STATED PROBLEM: Gather every line in the records below that contains the word "Costs".

────────

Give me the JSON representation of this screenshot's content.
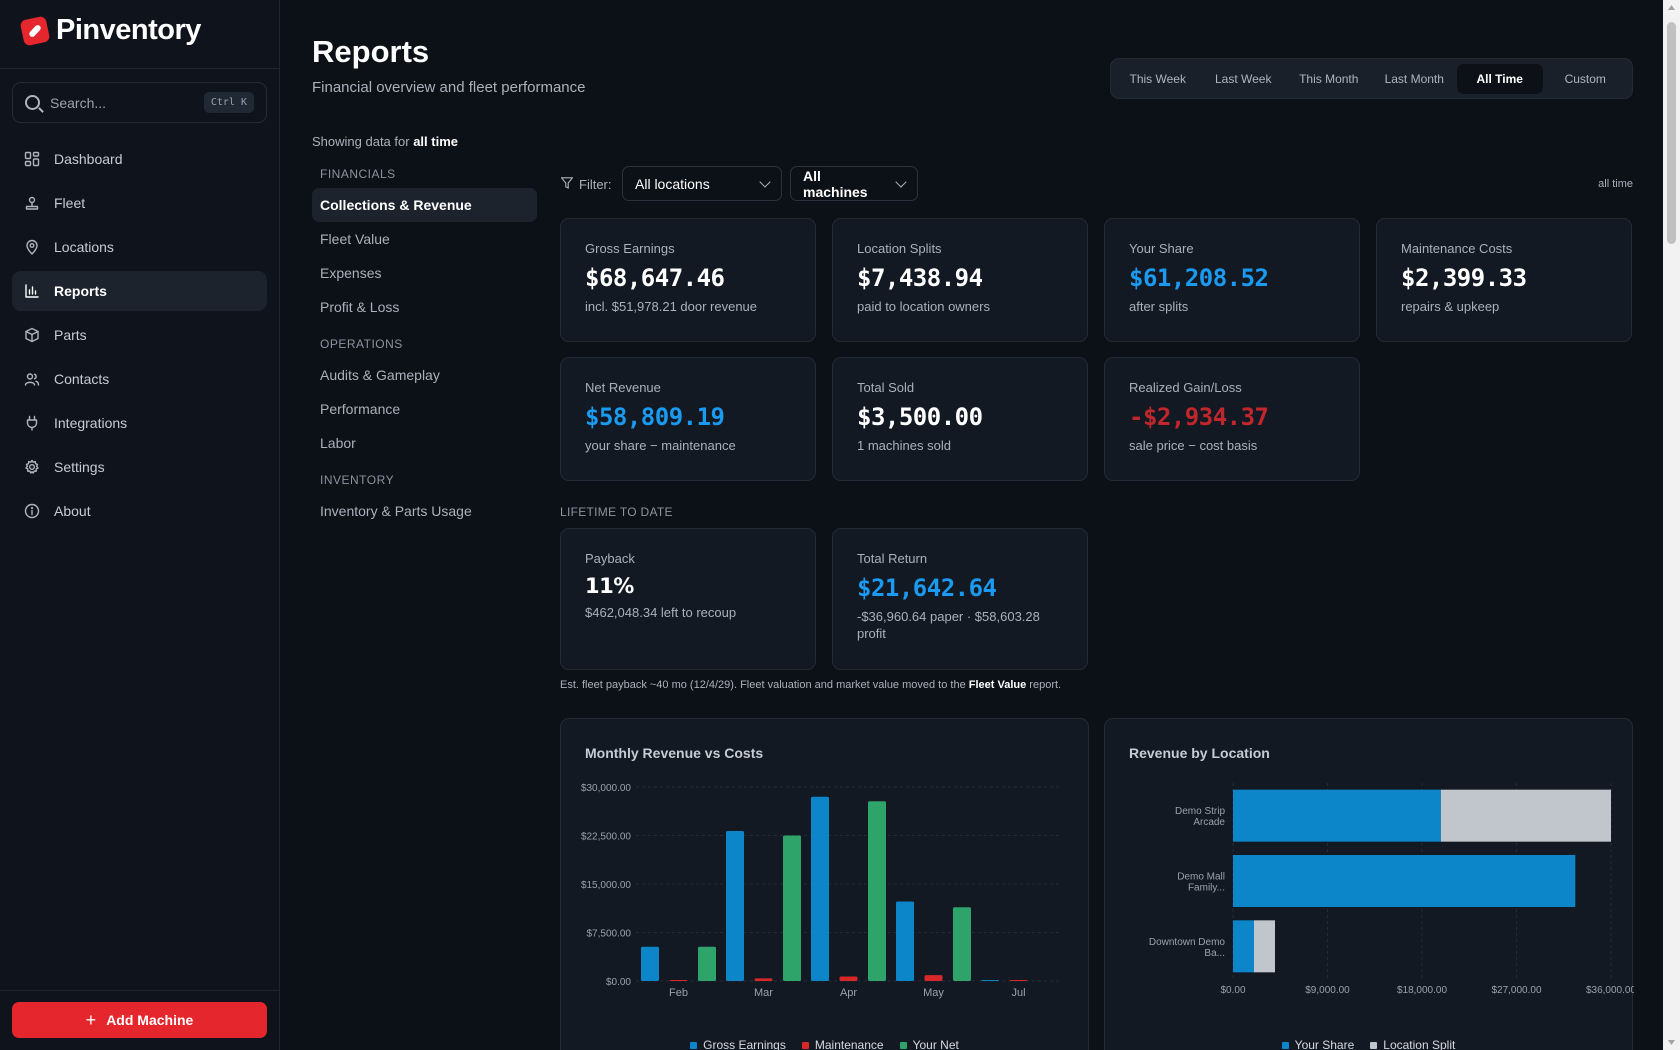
{
  "app": {
    "name": "Pinventory"
  },
  "search": {
    "placeholder": "Search...",
    "shortcut": "Ctrl K"
  },
  "nav": [
    {
      "label": "Dashboard",
      "icon": "grid-icon",
      "active": false
    },
    {
      "label": "Fleet",
      "icon": "joystick-icon",
      "active": false
    },
    {
      "label": "Locations",
      "icon": "map-pin-icon",
      "active": false
    },
    {
      "label": "Reports",
      "icon": "bar-chart-icon",
      "active": true
    },
    {
      "label": "Parts",
      "icon": "box-icon",
      "active": false
    },
    {
      "label": "Contacts",
      "icon": "users-icon",
      "active": false
    },
    {
      "label": "Integrations",
      "icon": "plug-icon",
      "active": false
    },
    {
      "label": "Settings",
      "icon": "gear-icon",
      "active": false
    },
    {
      "label": "About",
      "icon": "info-icon",
      "active": false
    }
  ],
  "add_machine": "Add Machine",
  "header": {
    "title": "Reports",
    "subtitle": "Financial overview and fleet performance"
  },
  "range_tabs": [
    {
      "label": "This Week",
      "active": false
    },
    {
      "label": "Last Week",
      "active": false
    },
    {
      "label": "This Month",
      "active": false
    },
    {
      "label": "Last Month",
      "active": false
    },
    {
      "label": "All Time",
      "active": true
    },
    {
      "label": "Custom",
      "active": false
    }
  ],
  "showing": {
    "prefix": "Showing data for ",
    "value": "all time"
  },
  "report_nav": {
    "groups": [
      {
        "title": "FINANCIALS",
        "items": [
          {
            "label": "Collections & Revenue",
            "active": true
          },
          {
            "label": "Fleet Value",
            "active": false
          },
          {
            "label": "Expenses",
            "active": false
          },
          {
            "label": "Profit & Loss",
            "active": false
          }
        ]
      },
      {
        "title": "OPERATIONS",
        "items": [
          {
            "label": "Audits & Gameplay",
            "active": false
          },
          {
            "label": "Performance",
            "active": false
          },
          {
            "label": "Labor",
            "active": false
          }
        ]
      },
      {
        "title": "INVENTORY",
        "items": [
          {
            "label": "Inventory & Parts Usage",
            "active": false
          }
        ]
      }
    ]
  },
  "filter": {
    "label": "Filter:",
    "location": "All locations",
    "machine": "All machines",
    "scope": "all time"
  },
  "cards": {
    "gross": {
      "label": "Gross Earnings",
      "value": "$68,647.46",
      "note": "incl. $51,978.21 door revenue"
    },
    "splits": {
      "label": "Location Splits",
      "value": "$7,438.94",
      "note": "paid to location owners"
    },
    "share": {
      "label": "Your Share",
      "value": "$61,208.52",
      "note": "after splits"
    },
    "maint": {
      "label": "Maintenance Costs",
      "value": "$2,399.33",
      "note": "repairs & upkeep"
    },
    "net": {
      "label": "Net Revenue",
      "value": "$58,809.19",
      "note": "your share − maintenance"
    },
    "sold": {
      "label": "Total Sold",
      "value": "$3,500.00",
      "note": "1 machines sold"
    },
    "gain": {
      "label": "Realized Gain/Loss",
      "value": "-$2,934.37",
      "note": "sale price − cost basis"
    }
  },
  "lifetime": {
    "title": "LIFETIME TO DATE",
    "payback": {
      "label": "Payback",
      "value": "11%",
      "note": "$462,048.34 left to recoup"
    },
    "total_return": {
      "label": "Total Return",
      "value": "$21,642.64",
      "note": "-$36,960.64 paper · $58,603.28 profit"
    }
  },
  "footnote": {
    "prefix": "Est. fleet payback ~40 mo (12/4/29). Fleet valuation and market value moved to the ",
    "link": "Fleet Value",
    "suffix": " report."
  },
  "colors": {
    "blue": "#0d86c9",
    "red": "#d62828",
    "green": "#2ea36a",
    "gray": "#c1c6cc",
    "accent": "#e5262d"
  },
  "chart_data": [
    {
      "type": "bar",
      "title": "Monthly Revenue vs Costs",
      "categories": [
        "Feb",
        "Mar",
        "Apr",
        "May",
        "Jul"
      ],
      "yticks": [
        "$0.00",
        "$7,500.00",
        "$15,000.00",
        "$22,500.00",
        "$30,000.00"
      ],
      "ylim": [
        0,
        30000
      ],
      "series": [
        {
          "name": "Gross Earnings",
          "color": "#0d86c9",
          "values": [
            5300,
            23200,
            28500,
            12300,
            100
          ]
        },
        {
          "name": "Maintenance",
          "color": "#d62828",
          "values": [
            100,
            400,
            700,
            900,
            150
          ]
        },
        {
          "name": "Your Net",
          "color": "#2ea36a",
          "values": [
            5300,
            22500,
            27800,
            11400,
            0
          ]
        }
      ],
      "grid": true,
      "legend": "bottom"
    },
    {
      "type": "bar",
      "orientation": "horizontal",
      "stacked": true,
      "title": "Revenue by Location",
      "categories": [
        "Demo Strip Arcade",
        "Demo Mall Family...",
        "Downtown Demo Ba..."
      ],
      "xticks": [
        "$0.00",
        "$9,000.00",
        "$18,000.00",
        "$27,000.00",
        "$36,000.00"
      ],
      "xlim": [
        0,
        36000
      ],
      "series": [
        {
          "name": "Your Share",
          "color": "#0d86c9",
          "values": [
            19800,
            32600,
            2000
          ]
        },
        {
          "name": "Location Split",
          "color": "#c1c6cc",
          "values": [
            16200,
            0,
            2000
          ]
        }
      ],
      "grid": true,
      "legend": "bottom"
    }
  ]
}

────────

FINISHED TASK:
      "label": "Maintenance Costs",
      "title": "Monthly Revenue vs Costs",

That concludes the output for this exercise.